■ The problem:
Exclude the pictures and return every line exactly as written.

(Entries from a dataset)
* BEGIN *
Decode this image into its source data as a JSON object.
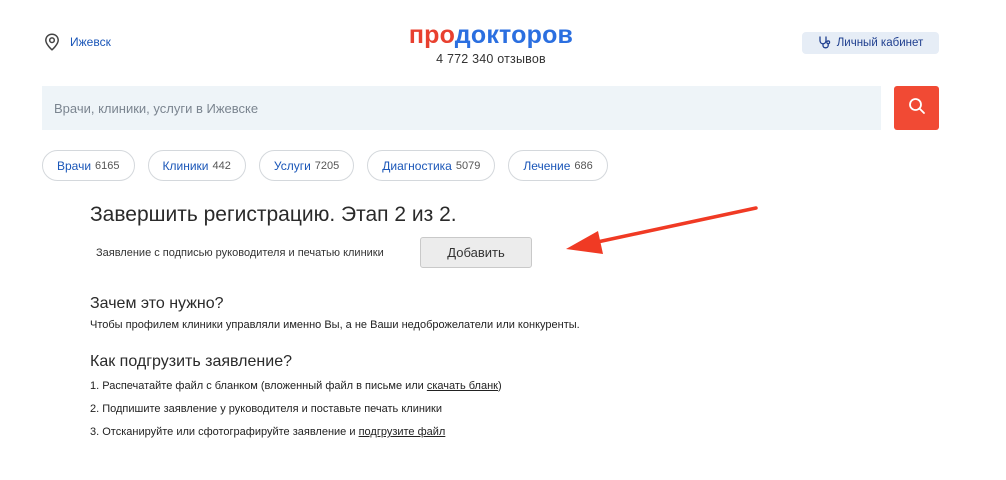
{
  "header": {
    "city": "Ижевск",
    "logo_part1": "про",
    "logo_part2": "докторов",
    "reviews": "4 772 340 отзывов",
    "cabinet": "Личный кабинет"
  },
  "search": {
    "placeholder": "Врачи, клиники, услуги в Ижевске"
  },
  "chips": [
    {
      "label": "Врачи",
      "count": "6165"
    },
    {
      "label": "Клиники",
      "count": "442"
    },
    {
      "label": "Услуги",
      "count": "7205"
    },
    {
      "label": "Диагностика",
      "count": "5079"
    },
    {
      "label": "Лечение",
      "count": "686"
    }
  ],
  "registration": {
    "title": "Завершить регистрацию. Этап 2 из 2.",
    "document_label": "Заявление с подписью руководителя и печатью клиники",
    "add_button": "Добавить",
    "why_title": "Зачем это нужно?",
    "why_text": "Чтобы профилем клиники управляли именно Вы, а не Ваши недоброжелатели или конкуренты.",
    "how_title": "Как подгрузить заявление?",
    "step1_text": "1. Распечатайте файл с бланком (вложенный файл в письме или ",
    "step1_link": "скачать бланк",
    "step1_end": ")",
    "step2_text": "2. Подпишите заявление у руководителя и поставьте печать клиники",
    "step3_text": "3. Отсканируйте или сфотографируйте заявление и ",
    "step3_link": "подгрузите файл"
  },
  "colors": {
    "brand_red": "#e8402f",
    "brand_blue": "#2b6fe0",
    "search_button": "#f14a34",
    "annotation_arrow": "#f03a24"
  },
  "icons": {
    "location": "location-pin-icon",
    "cabinet": "stethoscope-icon",
    "search": "search-icon"
  }
}
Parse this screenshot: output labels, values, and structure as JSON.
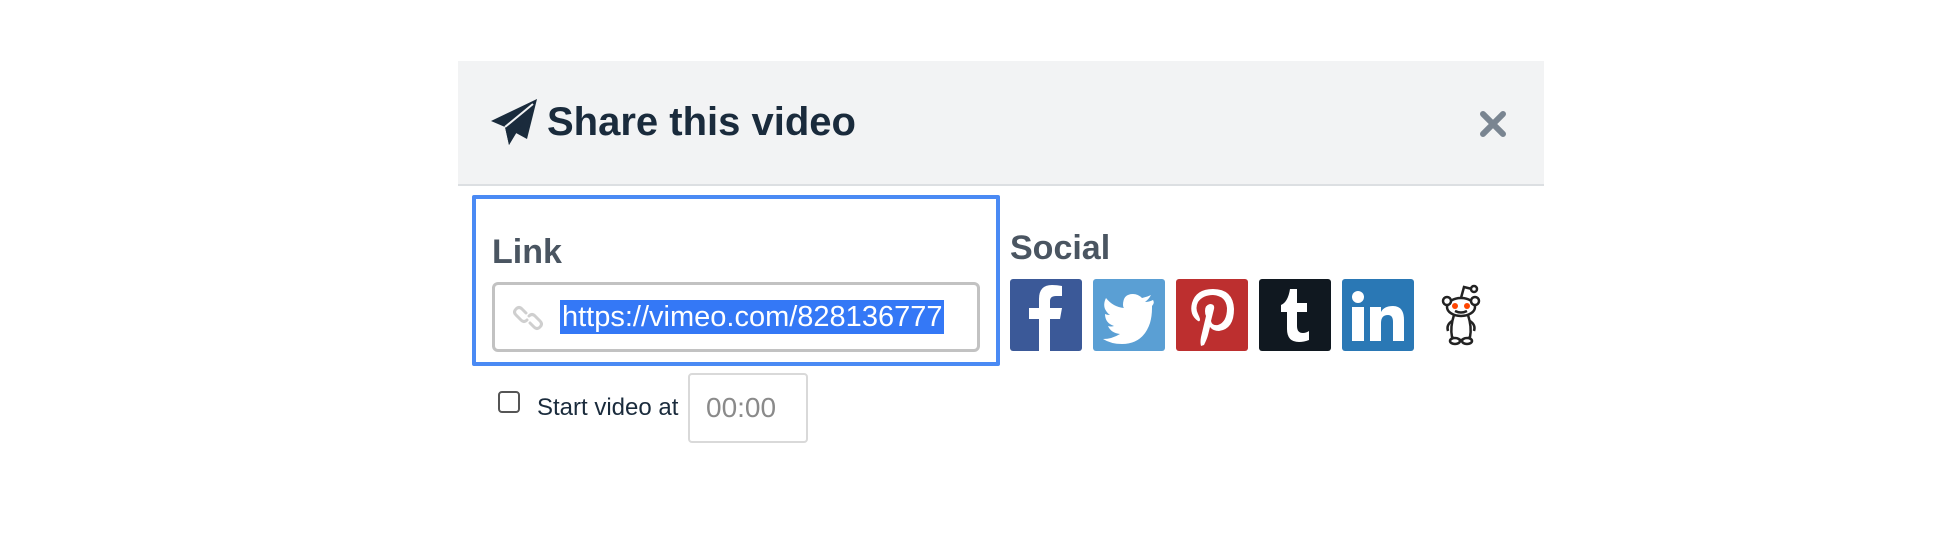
{
  "modal": {
    "title": "Share this video",
    "close_icon": "close-icon",
    "header_icon": "paper-plane-icon"
  },
  "link": {
    "label": "Link",
    "url": "https://vimeo.com/828136777",
    "icon": "link-chain-icon",
    "selection_color": "#3478f6",
    "focus_color": "#4a8af4"
  },
  "social": {
    "label": "Social",
    "buttons": [
      {
        "name": "facebook",
        "icon": "facebook-icon",
        "color": "#3b5998"
      },
      {
        "name": "twitter",
        "icon": "twitter-icon",
        "color": "#5a9fd4"
      },
      {
        "name": "pinterest",
        "icon": "pinterest-icon",
        "color": "#bd2f2f"
      },
      {
        "name": "tumblr",
        "icon": "tumblr-icon",
        "color": "#101820"
      },
      {
        "name": "linkedin",
        "icon": "linkedin-icon",
        "color": "#2a78b5"
      },
      {
        "name": "reddit",
        "icon": "reddit-icon",
        "color": "#ff4500"
      }
    ]
  },
  "start_video": {
    "label": "Start video at",
    "checked": false,
    "time_placeholder": "00:00"
  }
}
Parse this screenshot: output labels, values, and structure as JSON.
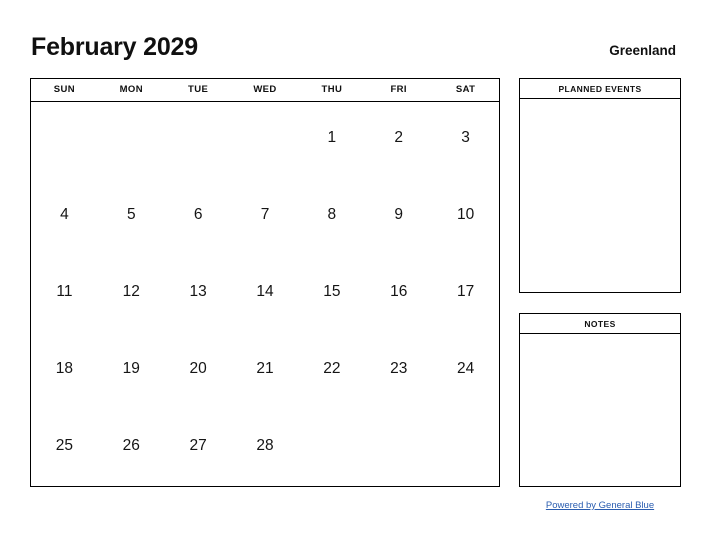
{
  "header": {
    "title": "February 2029",
    "location": "Greenland"
  },
  "calendar": {
    "month": "February",
    "year": "2029",
    "weekdays": [
      "SUN",
      "MON",
      "TUE",
      "WED",
      "THU",
      "FRI",
      "SAT"
    ],
    "weeks": [
      [
        "",
        "",
        "",
        "",
        "1",
        "2",
        "3"
      ],
      [
        "4",
        "5",
        "6",
        "7",
        "8",
        "9",
        "10"
      ],
      [
        "11",
        "12",
        "13",
        "14",
        "15",
        "16",
        "17"
      ],
      [
        "18",
        "19",
        "20",
        "21",
        "22",
        "23",
        "24"
      ],
      [
        "25",
        "26",
        "27",
        "28",
        "",
        "",
        ""
      ]
    ]
  },
  "panels": {
    "events": {
      "title": "PLANNED EVENTS",
      "content": ""
    },
    "notes": {
      "title": "NOTES",
      "content": ""
    }
  },
  "footer": {
    "link_text": "Powered by General Blue"
  },
  "colors": {
    "link": "#2a5db0",
    "border": "#000000",
    "text": "#101010",
    "background": "#ffffff"
  }
}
* END *
■ Solution for this task:
Decode this image into its source data as a JSON object.
{
  "header": {
    "city": "Ижевск",
    "logo_part1": "про",
    "logo_part2": "докторов",
    "reviews": "4 772 340 отзывов",
    "cabinet": "Личный кабинет"
  },
  "search": {
    "placeholder": "Врачи, клиники, услуги в Ижевске"
  },
  "chips": [
    {
      "label": "Врачи",
      "count": "6165"
    },
    {
      "label": "Клиники",
      "count": "442"
    },
    {
      "label": "Услуги",
      "count": "7205"
    },
    {
      "label": "Диагностика",
      "count": "5079"
    },
    {
      "label": "Лечение",
      "count": "686"
    }
  ],
  "registration": {
    "title": "Завершить регистрацию. Этап 2 из 2.",
    "document_label": "Заявление с подписью руководителя и печатью клиники",
    "add_button": "Добавить",
    "why_title": "Зачем это нужно?",
    "why_text": "Чтобы профилем клиники управляли именно Вы, а не Ваши недоброжелатели или конкуренты.",
    "how_title": "Как подгрузить заявление?",
    "step1_text": "1. Распечатайте файл с бланком (вложенный файл в письме или ",
    "step1_link": "скачать бланк",
    "step1_end": ")",
    "step2_text": "2. Подпишите заявление у руководителя и поставьте печать клиники",
    "step3_text": "3. Отсканируйте или сфотографируйте заявление и ",
    "step3_link": "подгрузите файл"
  },
  "colors": {
    "brand_red": "#e8402f",
    "brand_blue": "#2b6fe0",
    "search_button": "#f14a34",
    "annotation_arrow": "#f03a24"
  },
  "icons": {
    "location": "location-pin-icon",
    "cabinet": "stethoscope-icon",
    "search": "search-icon"
  }
}
Parse this screenshot: output labels, values, and structure as JSON.
{
  "modal": {
    "title": "Share this video",
    "close_icon": "close-icon",
    "header_icon": "paper-plane-icon"
  },
  "link": {
    "label": "Link",
    "url": "https://vimeo.com/828136777",
    "icon": "link-chain-icon",
    "selection_color": "#3478f6",
    "focus_color": "#4a8af4"
  },
  "social": {
    "label": "Social",
    "buttons": [
      {
        "name": "facebook",
        "icon": "facebook-icon",
        "color": "#3b5998"
      },
      {
        "name": "twitter",
        "icon": "twitter-icon",
        "color": "#5a9fd4"
      },
      {
        "name": "pinterest",
        "icon": "pinterest-icon",
        "color": "#bd2f2f"
      },
      {
        "name": "tumblr",
        "icon": "tumblr-icon",
        "color": "#101820"
      },
      {
        "name": "linkedin",
        "icon": "linkedin-icon",
        "color": "#2a78b5"
      },
      {
        "name": "reddit",
        "icon": "reddit-icon",
        "color": "#ff4500"
      }
    ]
  },
  "start_video": {
    "label": "Start video at",
    "checked": false,
    "time_placeholder": "00:00"
  }
}
Parse this screenshot: output labels, values, and structure as JSON.
{
  "header": {
    "title": "February 2029",
    "location": "Greenland"
  },
  "calendar": {
    "month": "February",
    "year": "2029",
    "weekdays": [
      "SUN",
      "MON",
      "TUE",
      "WED",
      "THU",
      "FRI",
      "SAT"
    ],
    "weeks": [
      [
        "",
        "",
        "",
        "",
        "1",
        "2",
        "3"
      ],
      [
        "4",
        "5",
        "6",
        "7",
        "8",
        "9",
        "10"
      ],
      [
        "11",
        "12",
        "13",
        "14",
        "15",
        "16",
        "17"
      ],
      [
        "18",
        "19",
        "20",
        "21",
        "22",
        "23",
        "24"
      ],
      [
        "25",
        "26",
        "27",
        "28",
        "",
        "",
        ""
      ]
    ]
  },
  "panels": {
    "events": {
      "title": "PLANNED EVENTS",
      "content": ""
    },
    "notes": {
      "title": "NOTES",
      "content": ""
    }
  },
  "footer": {
    "link_text": "Powered by General Blue"
  },
  "colors": {
    "link": "#2a5db0",
    "border": "#000000",
    "text": "#101010",
    "background": "#ffffff"
  }
}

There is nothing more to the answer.